** Begin Supplied records **
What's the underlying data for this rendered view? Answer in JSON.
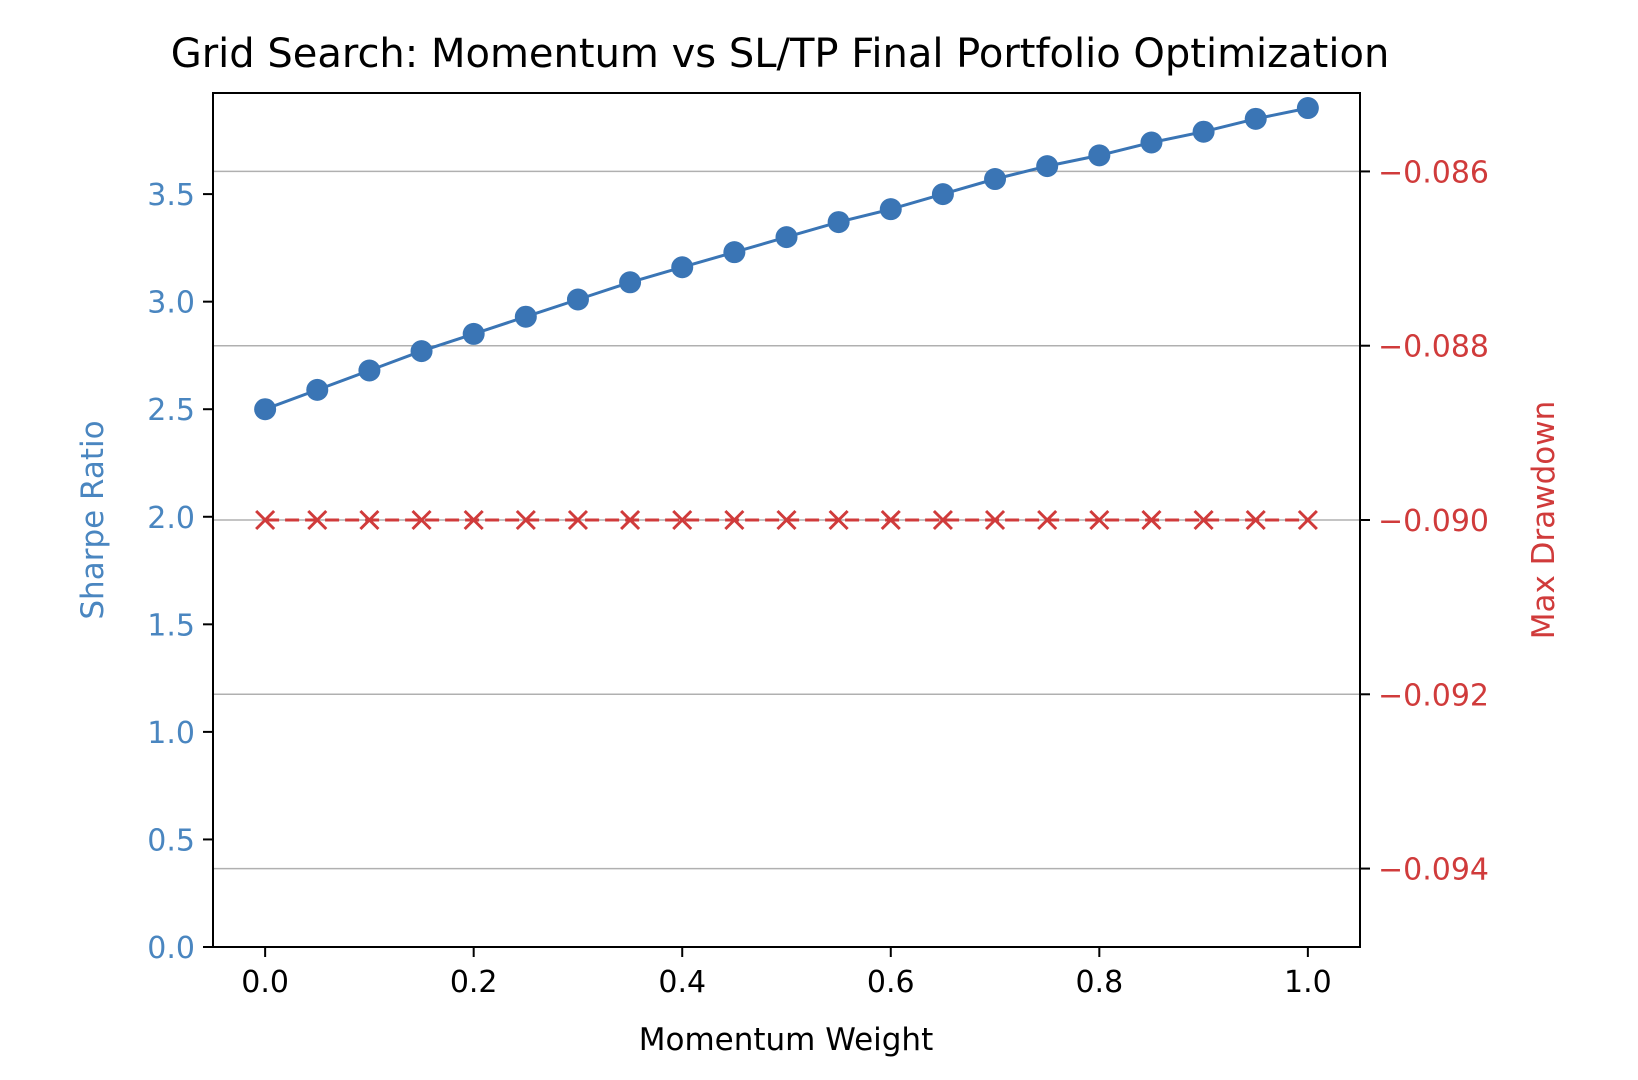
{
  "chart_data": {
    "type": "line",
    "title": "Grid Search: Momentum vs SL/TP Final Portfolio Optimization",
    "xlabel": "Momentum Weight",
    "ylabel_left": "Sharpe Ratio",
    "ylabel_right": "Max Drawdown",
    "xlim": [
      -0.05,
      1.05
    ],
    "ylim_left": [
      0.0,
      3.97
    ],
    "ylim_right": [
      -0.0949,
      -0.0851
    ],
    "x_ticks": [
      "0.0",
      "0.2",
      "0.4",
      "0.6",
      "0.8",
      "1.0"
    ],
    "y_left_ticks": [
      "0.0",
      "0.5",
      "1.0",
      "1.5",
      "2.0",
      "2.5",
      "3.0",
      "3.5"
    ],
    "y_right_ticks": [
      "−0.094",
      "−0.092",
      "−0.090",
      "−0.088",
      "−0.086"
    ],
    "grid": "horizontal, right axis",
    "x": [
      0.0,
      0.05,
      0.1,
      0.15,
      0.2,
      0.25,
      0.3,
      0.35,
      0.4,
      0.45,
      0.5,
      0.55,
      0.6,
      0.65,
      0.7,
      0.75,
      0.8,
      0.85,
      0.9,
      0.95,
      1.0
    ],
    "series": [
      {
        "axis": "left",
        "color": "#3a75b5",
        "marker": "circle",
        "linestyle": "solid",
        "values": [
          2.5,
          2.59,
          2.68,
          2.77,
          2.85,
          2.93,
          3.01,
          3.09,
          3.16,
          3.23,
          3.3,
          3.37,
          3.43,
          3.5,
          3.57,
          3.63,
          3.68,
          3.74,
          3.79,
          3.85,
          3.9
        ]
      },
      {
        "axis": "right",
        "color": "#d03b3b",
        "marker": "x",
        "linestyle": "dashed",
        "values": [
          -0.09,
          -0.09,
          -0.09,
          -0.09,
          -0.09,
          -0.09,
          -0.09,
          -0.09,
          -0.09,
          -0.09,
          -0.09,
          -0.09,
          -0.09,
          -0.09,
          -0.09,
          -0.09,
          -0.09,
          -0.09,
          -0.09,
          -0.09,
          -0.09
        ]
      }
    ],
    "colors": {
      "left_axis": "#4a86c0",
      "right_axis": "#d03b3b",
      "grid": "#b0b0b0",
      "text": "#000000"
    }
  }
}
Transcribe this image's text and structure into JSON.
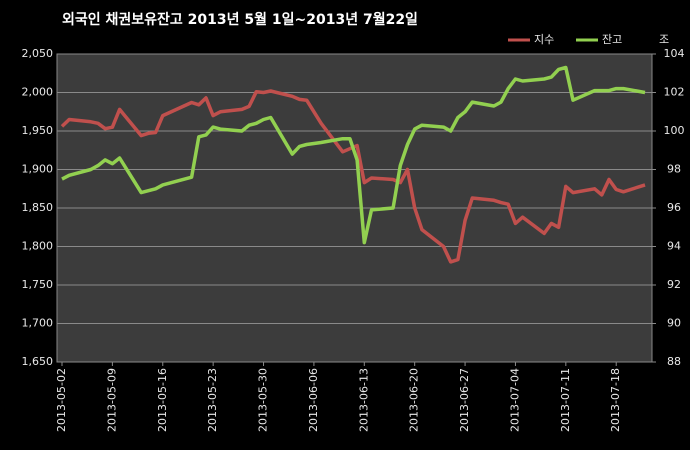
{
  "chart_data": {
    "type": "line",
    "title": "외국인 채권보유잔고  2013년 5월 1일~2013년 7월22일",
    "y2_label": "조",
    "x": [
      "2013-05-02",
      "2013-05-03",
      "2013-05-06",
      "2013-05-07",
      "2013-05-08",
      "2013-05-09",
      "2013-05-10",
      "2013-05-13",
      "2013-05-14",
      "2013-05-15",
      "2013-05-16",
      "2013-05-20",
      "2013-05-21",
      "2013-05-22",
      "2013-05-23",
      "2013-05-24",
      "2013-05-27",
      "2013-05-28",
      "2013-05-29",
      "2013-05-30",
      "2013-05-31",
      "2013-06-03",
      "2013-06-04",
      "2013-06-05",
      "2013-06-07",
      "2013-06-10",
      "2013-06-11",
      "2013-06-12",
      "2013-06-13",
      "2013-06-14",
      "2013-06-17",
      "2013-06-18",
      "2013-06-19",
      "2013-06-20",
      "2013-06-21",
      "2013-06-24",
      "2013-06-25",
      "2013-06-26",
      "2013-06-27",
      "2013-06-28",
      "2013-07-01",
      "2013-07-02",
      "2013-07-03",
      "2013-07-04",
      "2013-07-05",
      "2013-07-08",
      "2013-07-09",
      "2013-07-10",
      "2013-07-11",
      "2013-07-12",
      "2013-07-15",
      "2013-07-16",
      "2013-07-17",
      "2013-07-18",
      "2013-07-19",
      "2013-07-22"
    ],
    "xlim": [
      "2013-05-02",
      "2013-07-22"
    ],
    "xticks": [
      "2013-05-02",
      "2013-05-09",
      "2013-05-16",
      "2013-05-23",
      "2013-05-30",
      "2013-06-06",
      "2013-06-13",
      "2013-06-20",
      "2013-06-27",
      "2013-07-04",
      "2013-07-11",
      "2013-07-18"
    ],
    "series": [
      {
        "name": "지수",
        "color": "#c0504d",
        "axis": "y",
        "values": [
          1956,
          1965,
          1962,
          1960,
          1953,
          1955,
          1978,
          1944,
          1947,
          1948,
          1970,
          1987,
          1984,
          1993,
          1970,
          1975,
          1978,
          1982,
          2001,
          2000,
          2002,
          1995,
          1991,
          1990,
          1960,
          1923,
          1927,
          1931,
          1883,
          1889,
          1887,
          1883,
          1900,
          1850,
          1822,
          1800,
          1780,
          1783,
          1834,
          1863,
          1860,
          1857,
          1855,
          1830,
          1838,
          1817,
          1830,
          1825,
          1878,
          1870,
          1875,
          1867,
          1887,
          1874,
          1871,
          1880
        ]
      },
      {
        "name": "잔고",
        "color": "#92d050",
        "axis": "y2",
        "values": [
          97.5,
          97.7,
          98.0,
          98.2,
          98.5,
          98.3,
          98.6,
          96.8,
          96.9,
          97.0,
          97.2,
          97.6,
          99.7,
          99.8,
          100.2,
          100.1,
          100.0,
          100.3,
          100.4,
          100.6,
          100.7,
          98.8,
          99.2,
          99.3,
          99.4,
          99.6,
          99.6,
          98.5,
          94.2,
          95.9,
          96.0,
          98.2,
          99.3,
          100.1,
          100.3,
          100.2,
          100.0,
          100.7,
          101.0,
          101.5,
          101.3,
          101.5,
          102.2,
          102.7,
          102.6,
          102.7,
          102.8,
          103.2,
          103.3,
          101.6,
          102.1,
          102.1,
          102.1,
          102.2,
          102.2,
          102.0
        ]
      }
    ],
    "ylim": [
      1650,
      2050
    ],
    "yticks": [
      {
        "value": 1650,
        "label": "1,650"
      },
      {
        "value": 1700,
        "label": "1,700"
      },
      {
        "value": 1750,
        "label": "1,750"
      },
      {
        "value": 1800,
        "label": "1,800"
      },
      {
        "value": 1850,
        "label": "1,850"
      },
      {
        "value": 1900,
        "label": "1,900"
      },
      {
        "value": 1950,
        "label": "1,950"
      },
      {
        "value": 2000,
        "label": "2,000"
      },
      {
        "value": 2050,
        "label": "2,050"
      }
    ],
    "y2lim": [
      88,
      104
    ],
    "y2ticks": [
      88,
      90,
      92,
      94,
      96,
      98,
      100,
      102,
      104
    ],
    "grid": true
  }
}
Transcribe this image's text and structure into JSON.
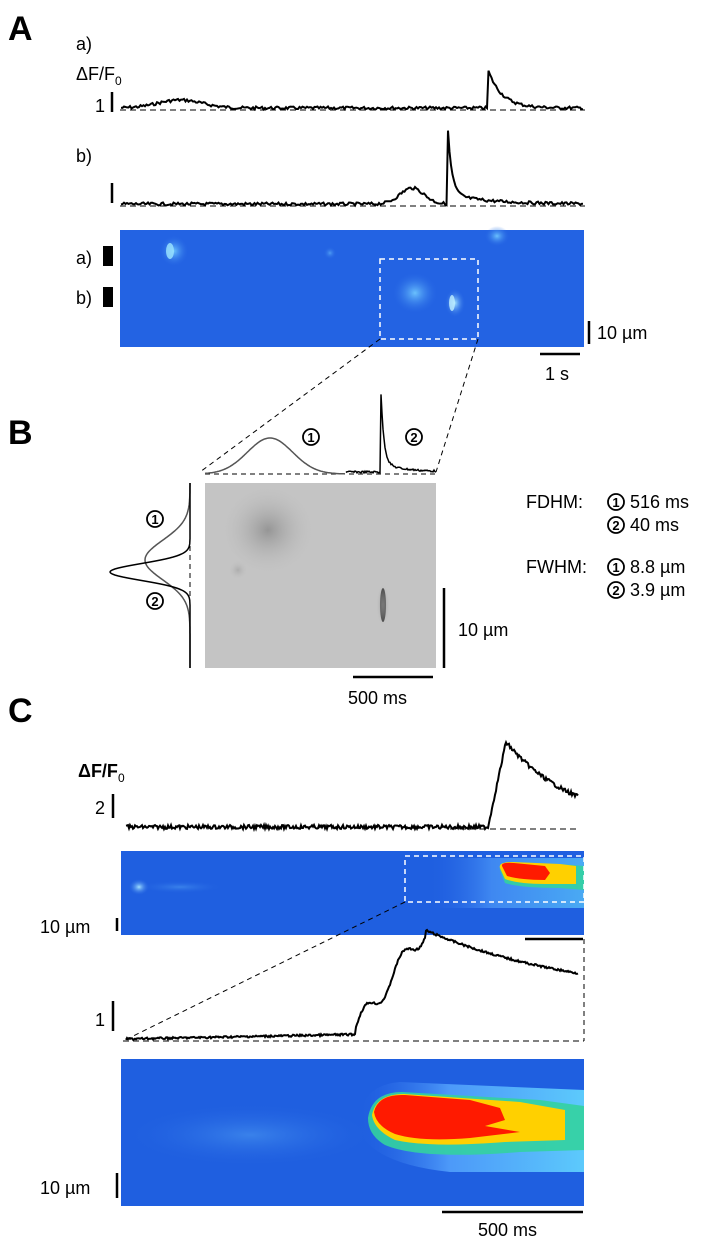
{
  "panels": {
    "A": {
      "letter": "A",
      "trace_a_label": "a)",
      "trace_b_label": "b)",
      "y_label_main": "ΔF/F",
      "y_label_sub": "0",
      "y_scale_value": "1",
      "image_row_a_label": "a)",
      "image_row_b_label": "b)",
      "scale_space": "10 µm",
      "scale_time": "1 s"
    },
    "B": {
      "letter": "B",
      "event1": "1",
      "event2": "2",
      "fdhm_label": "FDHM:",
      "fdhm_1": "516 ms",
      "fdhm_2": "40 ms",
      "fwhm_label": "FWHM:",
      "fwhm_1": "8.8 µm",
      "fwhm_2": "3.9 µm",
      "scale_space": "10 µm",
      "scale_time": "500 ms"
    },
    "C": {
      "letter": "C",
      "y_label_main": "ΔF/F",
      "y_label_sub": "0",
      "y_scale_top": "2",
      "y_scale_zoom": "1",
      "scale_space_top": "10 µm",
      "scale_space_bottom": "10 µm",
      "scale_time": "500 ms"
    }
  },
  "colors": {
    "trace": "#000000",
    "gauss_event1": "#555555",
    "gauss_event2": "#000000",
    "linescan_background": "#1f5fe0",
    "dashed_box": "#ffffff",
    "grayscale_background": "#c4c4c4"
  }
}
** End Supplied records **
To be done: Pictures stay out; reproduce every line of the records exactly.

Result of the exercise:
What's the underlying data for this rendered view? Answer in JSON.
{
  "chart_data": {
    "type": "line",
    "title": "Grid Search: Momentum vs SL/TP Final Portfolio Optimization",
    "xlabel": "Momentum Weight",
    "ylabel_left": "Sharpe Ratio",
    "ylabel_right": "Max Drawdown",
    "xlim": [
      -0.05,
      1.05
    ],
    "ylim_left": [
      0.0,
      3.97
    ],
    "ylim_right": [
      -0.0949,
      -0.0851
    ],
    "x_ticks": [
      "0.0",
      "0.2",
      "0.4",
      "0.6",
      "0.8",
      "1.0"
    ],
    "y_left_ticks": [
      "0.0",
      "0.5",
      "1.0",
      "1.5",
      "2.0",
      "2.5",
      "3.0",
      "3.5"
    ],
    "y_right_ticks": [
      "−0.094",
      "−0.092",
      "−0.090",
      "−0.088",
      "−0.086"
    ],
    "grid": "horizontal, right axis",
    "x": [
      0.0,
      0.05,
      0.1,
      0.15,
      0.2,
      0.25,
      0.3,
      0.35,
      0.4,
      0.45,
      0.5,
      0.55,
      0.6,
      0.65,
      0.7,
      0.75,
      0.8,
      0.85,
      0.9,
      0.95,
      1.0
    ],
    "series": [
      {
        "axis": "left",
        "color": "#3a75b5",
        "marker": "circle",
        "linestyle": "solid",
        "values": [
          2.5,
          2.59,
          2.68,
          2.77,
          2.85,
          2.93,
          3.01,
          3.09,
          3.16,
          3.23,
          3.3,
          3.37,
          3.43,
          3.5,
          3.57,
          3.63,
          3.68,
          3.74,
          3.79,
          3.85,
          3.9
        ]
      },
      {
        "axis": "right",
        "color": "#d03b3b",
        "marker": "x",
        "linestyle": "dashed",
        "values": [
          -0.09,
          -0.09,
          -0.09,
          -0.09,
          -0.09,
          -0.09,
          -0.09,
          -0.09,
          -0.09,
          -0.09,
          -0.09,
          -0.09,
          -0.09,
          -0.09,
          -0.09,
          -0.09,
          -0.09,
          -0.09,
          -0.09,
          -0.09,
          -0.09
        ]
      }
    ],
    "colors": {
      "left_axis": "#4a86c0",
      "right_axis": "#d03b3b",
      "grid": "#b0b0b0",
      "text": "#000000"
    }
  }
}
Transcribe this image's text and structure into JSON.
{
  "chart_data": {
    "type": "line",
    "title": "외국인 채권보유잔고  2013년 5월 1일~2013년 7월22일",
    "y2_label": "조",
    "x": [
      "2013-05-02",
      "2013-05-03",
      "2013-05-06",
      "2013-05-07",
      "2013-05-08",
      "2013-05-09",
      "2013-05-10",
      "2013-05-13",
      "2013-05-14",
      "2013-05-15",
      "2013-05-16",
      "2013-05-20",
      "2013-05-21",
      "2013-05-22",
      "2013-05-23",
      "2013-05-24",
      "2013-05-27",
      "2013-05-28",
      "2013-05-29",
      "2013-05-30",
      "2013-05-31",
      "2013-06-03",
      "2013-06-04",
      "2013-06-05",
      "2013-06-07",
      "2013-06-10",
      "2013-06-11",
      "2013-06-12",
      "2013-06-13",
      "2013-06-14",
      "2013-06-17",
      "2013-06-18",
      "2013-06-19",
      "2013-06-20",
      "2013-06-21",
      "2013-06-24",
      "2013-06-25",
      "2013-06-26",
      "2013-06-27",
      "2013-06-28",
      "2013-07-01",
      "2013-07-02",
      "2013-07-03",
      "2013-07-04",
      "2013-07-05",
      "2013-07-08",
      "2013-07-09",
      "2013-07-10",
      "2013-07-11",
      "2013-07-12",
      "2013-07-15",
      "2013-07-16",
      "2013-07-17",
      "2013-07-18",
      "2013-07-19",
      "2013-07-22"
    ],
    "xlim": [
      "2013-05-02",
      "2013-07-22"
    ],
    "xticks": [
      "2013-05-02",
      "2013-05-09",
      "2013-05-16",
      "2013-05-23",
      "2013-05-30",
      "2013-06-06",
      "2013-06-13",
      "2013-06-20",
      "2013-06-27",
      "2013-07-04",
      "2013-07-11",
      "2013-07-18"
    ],
    "series": [
      {
        "name": "지수",
        "color": "#c0504d",
        "axis": "y",
        "values": [
          1956,
          1965,
          1962,
          1960,
          1953,
          1955,
          1978,
          1944,
          1947,
          1948,
          1970,
          1987,
          1984,
          1993,
          1970,
          1975,
          1978,
          1982,
          2001,
          2000,
          2002,
          1995,
          1991,
          1990,
          1960,
          1923,
          1927,
          1931,
          1883,
          1889,
          1887,
          1883,
          1900,
          1850,
          1822,
          1800,
          1780,
          1783,
          1834,
          1863,
          1860,
          1857,
          1855,
          1830,
          1838,
          1817,
          1830,
          1825,
          1878,
          1870,
          1875,
          1867,
          1887,
          1874,
          1871,
          1880
        ]
      },
      {
        "name": "잔고",
        "color": "#92d050",
        "axis": "y2",
        "values": [
          97.5,
          97.7,
          98.0,
          98.2,
          98.5,
          98.3,
          98.6,
          96.8,
          96.9,
          97.0,
          97.2,
          97.6,
          99.7,
          99.8,
          100.2,
          100.1,
          100.0,
          100.3,
          100.4,
          100.6,
          100.7,
          98.8,
          99.2,
          99.3,
          99.4,
          99.6,
          99.6,
          98.5,
          94.2,
          95.9,
          96.0,
          98.2,
          99.3,
          100.1,
          100.3,
          100.2,
          100.0,
          100.7,
          101.0,
          101.5,
          101.3,
          101.5,
          102.2,
          102.7,
          102.6,
          102.7,
          102.8,
          103.2,
          103.3,
          101.6,
          102.1,
          102.1,
          102.1,
          102.2,
          102.2,
          102.0
        ]
      }
    ],
    "ylim": [
      1650,
      2050
    ],
    "yticks": [
      {
        "value": 1650,
        "label": "1,650"
      },
      {
        "value": 1700,
        "label": "1,700"
      },
      {
        "value": 1750,
        "label": "1,750"
      },
      {
        "value": 1800,
        "label": "1,800"
      },
      {
        "value": 1850,
        "label": "1,850"
      },
      {
        "value": 1900,
        "label": "1,900"
      },
      {
        "value": 1950,
        "label": "1,950"
      },
      {
        "value": 2000,
        "label": "2,000"
      },
      {
        "value": 2050,
        "label": "2,050"
      }
    ],
    "y2lim": [
      88,
      104
    ],
    "y2ticks": [
      88,
      90,
      92,
      94,
      96,
      98,
      100,
      102,
      104
    ],
    "grid": true
  }
}
Transcribe this image's text and structure into JSON.
{
  "panels": {
    "A": {
      "letter": "A",
      "trace_a_label": "a)",
      "trace_b_label": "b)",
      "y_label_main": "ΔF/F",
      "y_label_sub": "0",
      "y_scale_value": "1",
      "image_row_a_label": "a)",
      "image_row_b_label": "b)",
      "scale_space": "10 µm",
      "scale_time": "1 s"
    },
    "B": {
      "letter": "B",
      "event1": "1",
      "event2": "2",
      "fdhm_label": "FDHM:",
      "fdhm_1": "516 ms",
      "fdhm_2": "40 ms",
      "fwhm_label": "FWHM:",
      "fwhm_1": "8.8 µm",
      "fwhm_2": "3.9 µm",
      "scale_space": "10 µm",
      "scale_time": "500 ms"
    },
    "C": {
      "letter": "C",
      "y_label_main": "ΔF/F",
      "y_label_sub": "0",
      "y_scale_top": "2",
      "y_scale_zoom": "1",
      "scale_space_top": "10 µm",
      "scale_space_bottom": "10 µm",
      "scale_time": "500 ms"
    }
  },
  "colors": {
    "trace": "#000000",
    "gauss_event1": "#555555",
    "gauss_event2": "#000000",
    "linescan_background": "#1f5fe0",
    "dashed_box": "#ffffff",
    "grayscale_background": "#c4c4c4"
  }
}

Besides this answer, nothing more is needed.